◆ 所给材料 ◆
● ● ● ● ●

从三州地区融资服务看(见图2-7),扶贫小额贷款主要针对贫困户,贫困户小额贷款获得率较高。2017年,甘孜州发放扶贫小额贷款6.37亿元,阿坝州发放扶贫小额贷款7.63亿元,凉山州发放扶贫小额贷款11.56亿元,三州地区扶贫小额贷款合计25.56亿元,共惠及贫困户家庭10.8万户。
图2-7 2017年三州地区扶贫小额贷款发放情况
资料来源:中国人民银行成都分行、四川省银监局。
而对于在深度贫困地区进行规模化经营的产业项目,大额资金需求满足率较低。近年来,贫困地区种粮大户、家庭农场、专业合作社等新型农业经营主体数量逐渐增加。以阿坝州为例,根据阿坝州第三次农业普查的数据显示(见表2-10),2016年,阿坝州农民合作社和农业经营单位共有4983个,规模经营农业户0.78万户,这些新型农业经营主体对资金需求量较大,但获得率较低。2015—2017年,阿坝州农村信用联社共发放扶贫贷款余额44.5亿元,其中,项目及产业精准扶贫贷款余额14.13亿元,个人精准扶贫贷款30.37亿元(扶贫再贷款+扶贫小额贷款),项目及产业扶贫贷款占扶贫贷款的比重为31.7%。

● ● ● ● ●

◆ 提取记录 ◆
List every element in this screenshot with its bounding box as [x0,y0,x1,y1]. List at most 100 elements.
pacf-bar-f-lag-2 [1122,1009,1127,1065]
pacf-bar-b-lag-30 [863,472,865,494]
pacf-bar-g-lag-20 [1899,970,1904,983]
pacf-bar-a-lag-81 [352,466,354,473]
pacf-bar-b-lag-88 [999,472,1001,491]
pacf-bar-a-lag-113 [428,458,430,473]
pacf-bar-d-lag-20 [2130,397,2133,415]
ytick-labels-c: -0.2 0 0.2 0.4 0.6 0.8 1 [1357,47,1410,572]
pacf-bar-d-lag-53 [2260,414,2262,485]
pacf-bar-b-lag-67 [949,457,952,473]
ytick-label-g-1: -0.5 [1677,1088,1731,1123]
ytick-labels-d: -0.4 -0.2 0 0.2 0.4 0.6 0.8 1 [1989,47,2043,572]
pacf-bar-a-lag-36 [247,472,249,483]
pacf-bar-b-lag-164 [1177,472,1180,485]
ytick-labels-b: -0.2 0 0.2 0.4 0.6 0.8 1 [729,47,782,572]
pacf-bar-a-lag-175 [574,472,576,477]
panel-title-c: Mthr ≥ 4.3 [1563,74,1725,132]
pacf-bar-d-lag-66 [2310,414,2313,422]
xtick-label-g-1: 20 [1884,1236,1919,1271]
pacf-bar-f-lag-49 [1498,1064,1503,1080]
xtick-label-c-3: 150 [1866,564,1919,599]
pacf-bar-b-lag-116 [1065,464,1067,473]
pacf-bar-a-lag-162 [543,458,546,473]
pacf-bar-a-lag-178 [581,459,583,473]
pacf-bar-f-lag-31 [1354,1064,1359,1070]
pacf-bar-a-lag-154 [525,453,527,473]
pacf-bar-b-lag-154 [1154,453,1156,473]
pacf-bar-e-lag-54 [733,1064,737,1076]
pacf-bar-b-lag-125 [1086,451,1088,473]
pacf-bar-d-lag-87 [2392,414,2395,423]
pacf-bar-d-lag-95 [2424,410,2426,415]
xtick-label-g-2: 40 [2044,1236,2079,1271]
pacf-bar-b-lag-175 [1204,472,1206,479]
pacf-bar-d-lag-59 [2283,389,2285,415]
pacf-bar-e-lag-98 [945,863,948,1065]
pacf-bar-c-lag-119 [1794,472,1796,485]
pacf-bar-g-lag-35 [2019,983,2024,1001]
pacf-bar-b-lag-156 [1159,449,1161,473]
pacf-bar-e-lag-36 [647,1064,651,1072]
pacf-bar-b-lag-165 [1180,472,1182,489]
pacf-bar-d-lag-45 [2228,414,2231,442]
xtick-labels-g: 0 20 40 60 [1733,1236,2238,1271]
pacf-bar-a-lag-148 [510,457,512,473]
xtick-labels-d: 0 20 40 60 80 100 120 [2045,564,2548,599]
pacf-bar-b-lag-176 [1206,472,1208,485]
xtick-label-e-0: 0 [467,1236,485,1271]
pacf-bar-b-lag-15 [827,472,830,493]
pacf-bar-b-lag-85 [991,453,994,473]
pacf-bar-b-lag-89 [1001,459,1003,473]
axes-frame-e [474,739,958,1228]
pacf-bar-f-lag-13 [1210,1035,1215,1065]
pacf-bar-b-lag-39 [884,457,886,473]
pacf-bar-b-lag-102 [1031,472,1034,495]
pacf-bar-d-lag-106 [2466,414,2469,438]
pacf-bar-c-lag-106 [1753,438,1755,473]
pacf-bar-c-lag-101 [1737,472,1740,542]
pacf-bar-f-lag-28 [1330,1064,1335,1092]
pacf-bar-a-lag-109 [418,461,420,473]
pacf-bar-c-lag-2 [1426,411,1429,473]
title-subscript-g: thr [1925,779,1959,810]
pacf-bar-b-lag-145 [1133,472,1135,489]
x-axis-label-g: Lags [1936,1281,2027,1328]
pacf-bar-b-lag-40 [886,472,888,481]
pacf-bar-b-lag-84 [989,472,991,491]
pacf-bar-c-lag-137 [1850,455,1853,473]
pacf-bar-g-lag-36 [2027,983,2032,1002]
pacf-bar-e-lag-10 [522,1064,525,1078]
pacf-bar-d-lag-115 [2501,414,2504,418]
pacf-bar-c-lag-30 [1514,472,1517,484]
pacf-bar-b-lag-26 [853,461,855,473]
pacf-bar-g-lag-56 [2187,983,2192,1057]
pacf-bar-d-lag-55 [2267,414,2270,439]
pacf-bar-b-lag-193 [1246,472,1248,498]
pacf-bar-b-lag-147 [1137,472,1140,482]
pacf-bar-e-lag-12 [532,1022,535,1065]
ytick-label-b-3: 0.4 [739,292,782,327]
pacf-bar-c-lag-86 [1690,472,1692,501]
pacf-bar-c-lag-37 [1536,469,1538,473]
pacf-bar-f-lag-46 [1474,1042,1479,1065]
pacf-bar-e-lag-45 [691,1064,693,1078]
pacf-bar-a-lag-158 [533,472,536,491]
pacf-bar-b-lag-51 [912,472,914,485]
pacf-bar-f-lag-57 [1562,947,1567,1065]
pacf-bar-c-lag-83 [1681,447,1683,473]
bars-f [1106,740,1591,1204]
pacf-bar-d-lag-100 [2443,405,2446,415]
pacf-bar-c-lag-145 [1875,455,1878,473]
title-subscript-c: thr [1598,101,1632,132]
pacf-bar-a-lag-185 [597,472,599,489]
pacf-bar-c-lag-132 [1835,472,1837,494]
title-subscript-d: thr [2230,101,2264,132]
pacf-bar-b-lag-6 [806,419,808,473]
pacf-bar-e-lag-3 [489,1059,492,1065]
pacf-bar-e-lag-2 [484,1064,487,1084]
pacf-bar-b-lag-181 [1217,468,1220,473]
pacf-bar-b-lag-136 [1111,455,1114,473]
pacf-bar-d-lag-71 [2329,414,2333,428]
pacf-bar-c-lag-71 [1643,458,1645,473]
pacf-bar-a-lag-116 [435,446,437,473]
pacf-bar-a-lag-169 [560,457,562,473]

● ● ● ● ●

◆ 本题任务 ◆
请从所给材料中摘录自"从三州地区融资服务看(见图2"起至"资料来源:中国人民银行成都分行、四川省银监局。"止的那段文字,一字不改。 这些记录另有出处,与所给材料无关。

◆ 本题解答 ◆
从三州地区融资服务看(见图2-7),扶贫小额贷款主要针对贫困户,贫困户小额贷款获得率较高。2017年,甘孜州发放扶贫小额贷款6.37亿元,阿坝州发放扶贫小额贷款7.63亿元,凉山州发放扶贫小额贷款11.56亿元,三州地区扶贫小额贷款合计25.56亿元,共惠及贫困户家庭10.8万户。
图2-7 2017年三州地区扶贫小额贷款发放情况
资料来源:中国人民银行成都分行、四川省银监局。